Challenge = For the listing below, give the count of lines containing "problemas", and no other text.

Stored records =
[Begin]

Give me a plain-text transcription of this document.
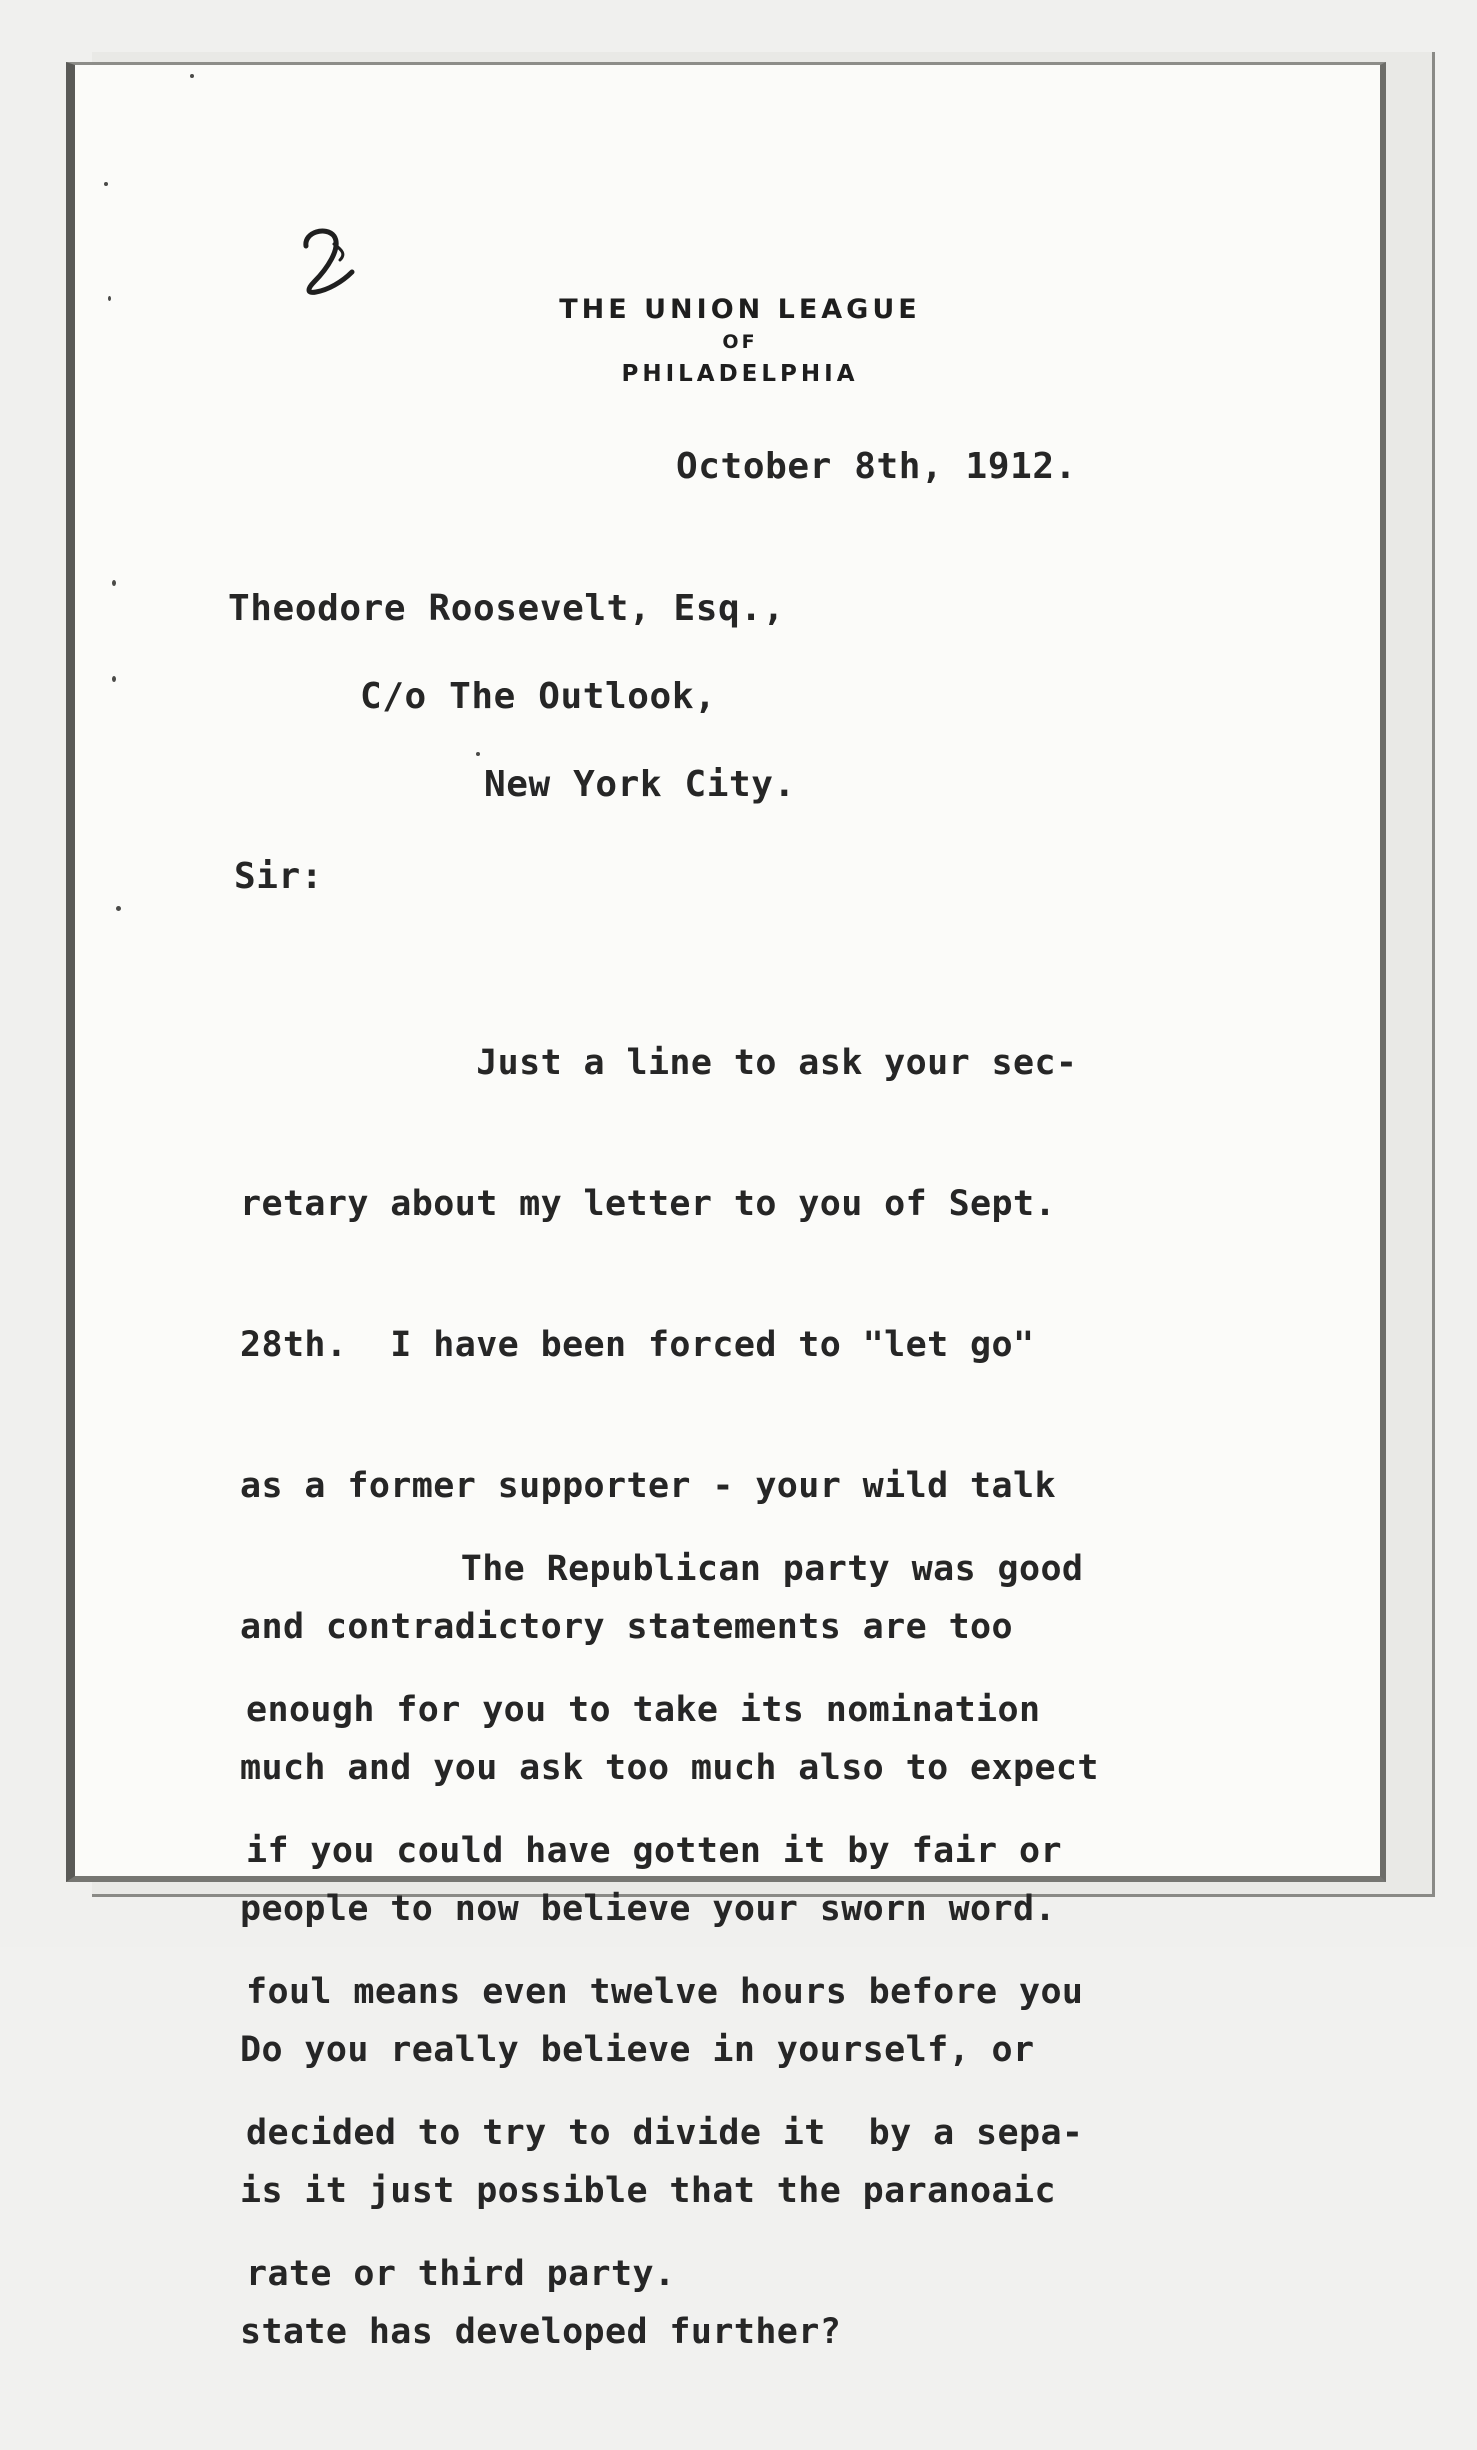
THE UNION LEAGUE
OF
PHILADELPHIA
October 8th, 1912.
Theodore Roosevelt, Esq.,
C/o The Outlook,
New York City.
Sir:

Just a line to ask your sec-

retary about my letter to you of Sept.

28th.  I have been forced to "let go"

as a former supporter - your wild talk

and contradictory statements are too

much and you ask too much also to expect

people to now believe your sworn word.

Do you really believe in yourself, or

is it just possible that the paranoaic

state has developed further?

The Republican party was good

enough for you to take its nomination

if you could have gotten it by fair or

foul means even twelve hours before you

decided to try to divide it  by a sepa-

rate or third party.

[End]
[Begin]

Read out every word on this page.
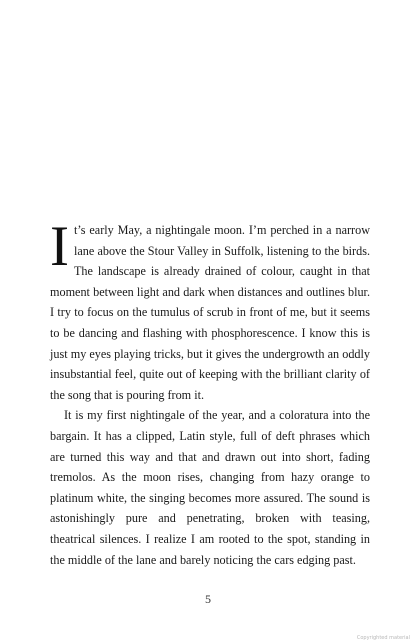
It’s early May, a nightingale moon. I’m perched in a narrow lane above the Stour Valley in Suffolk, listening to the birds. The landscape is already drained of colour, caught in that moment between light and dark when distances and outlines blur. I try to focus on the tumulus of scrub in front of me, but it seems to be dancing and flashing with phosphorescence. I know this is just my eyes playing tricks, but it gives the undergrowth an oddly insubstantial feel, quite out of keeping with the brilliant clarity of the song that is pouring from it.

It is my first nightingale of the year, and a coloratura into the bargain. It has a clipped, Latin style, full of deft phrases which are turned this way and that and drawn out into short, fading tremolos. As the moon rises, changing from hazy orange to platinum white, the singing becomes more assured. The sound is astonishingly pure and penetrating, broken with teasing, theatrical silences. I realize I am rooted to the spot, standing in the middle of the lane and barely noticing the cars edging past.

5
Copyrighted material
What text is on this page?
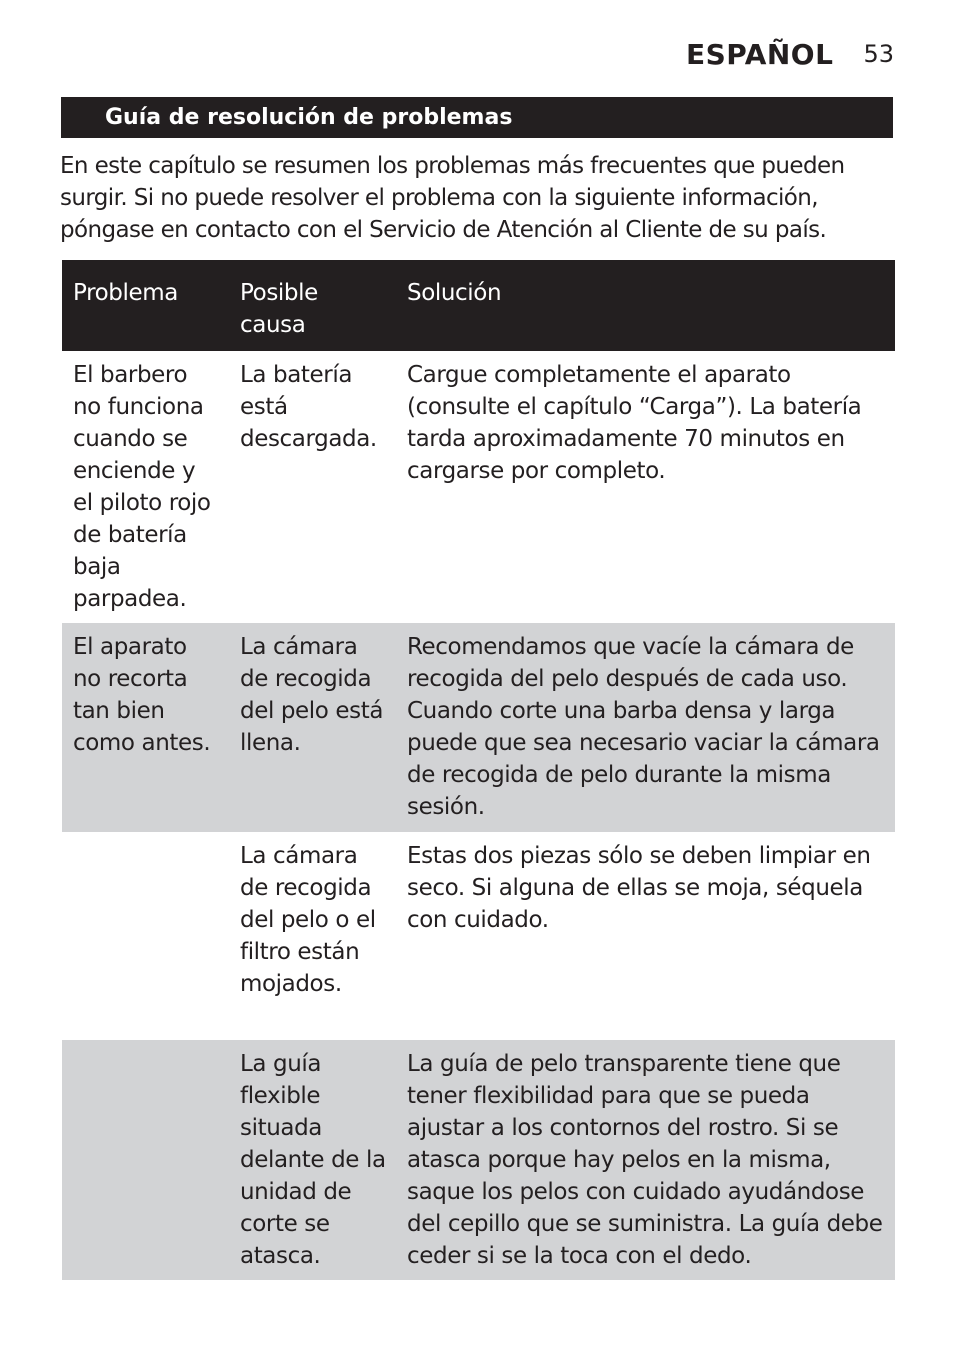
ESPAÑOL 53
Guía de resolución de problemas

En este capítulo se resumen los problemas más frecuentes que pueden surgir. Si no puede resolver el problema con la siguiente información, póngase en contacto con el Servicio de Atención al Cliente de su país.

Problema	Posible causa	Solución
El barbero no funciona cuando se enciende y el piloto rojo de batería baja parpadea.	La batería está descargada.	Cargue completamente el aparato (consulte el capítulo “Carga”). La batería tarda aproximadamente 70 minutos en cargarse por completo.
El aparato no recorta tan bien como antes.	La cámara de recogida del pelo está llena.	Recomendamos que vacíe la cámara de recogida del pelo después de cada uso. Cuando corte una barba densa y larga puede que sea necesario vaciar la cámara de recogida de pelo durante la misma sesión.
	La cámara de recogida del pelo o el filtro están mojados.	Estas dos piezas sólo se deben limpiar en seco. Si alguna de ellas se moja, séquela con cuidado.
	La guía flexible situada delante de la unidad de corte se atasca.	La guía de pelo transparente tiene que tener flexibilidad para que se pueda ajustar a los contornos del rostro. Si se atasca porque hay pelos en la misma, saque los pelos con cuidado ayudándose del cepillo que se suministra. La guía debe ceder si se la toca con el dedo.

[End]
[Begin]

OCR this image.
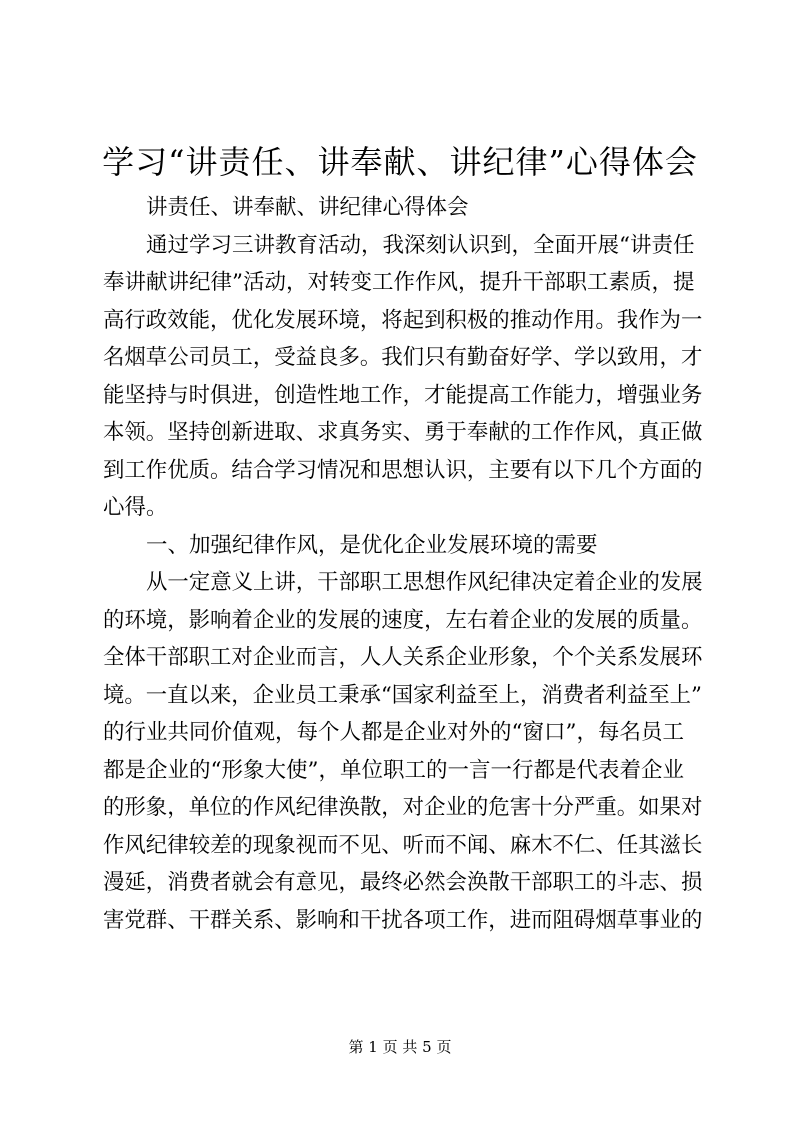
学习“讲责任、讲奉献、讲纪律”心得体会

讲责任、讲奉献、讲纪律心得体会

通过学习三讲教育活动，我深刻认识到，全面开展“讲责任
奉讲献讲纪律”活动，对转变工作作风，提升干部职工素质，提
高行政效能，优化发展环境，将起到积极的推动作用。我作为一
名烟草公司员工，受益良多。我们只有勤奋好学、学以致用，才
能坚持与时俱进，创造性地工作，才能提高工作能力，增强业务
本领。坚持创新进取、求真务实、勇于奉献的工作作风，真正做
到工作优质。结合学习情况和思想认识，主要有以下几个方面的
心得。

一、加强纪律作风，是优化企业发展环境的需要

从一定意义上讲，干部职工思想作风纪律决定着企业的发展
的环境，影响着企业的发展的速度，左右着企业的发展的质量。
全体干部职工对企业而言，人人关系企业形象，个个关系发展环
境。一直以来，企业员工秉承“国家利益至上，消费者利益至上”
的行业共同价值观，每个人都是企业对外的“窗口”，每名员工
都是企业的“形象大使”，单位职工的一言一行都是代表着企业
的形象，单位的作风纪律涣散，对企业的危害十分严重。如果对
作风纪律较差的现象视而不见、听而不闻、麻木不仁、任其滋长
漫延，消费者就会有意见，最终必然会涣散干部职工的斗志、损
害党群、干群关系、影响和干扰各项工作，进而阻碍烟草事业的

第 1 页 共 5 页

[End]

Exercise response = 2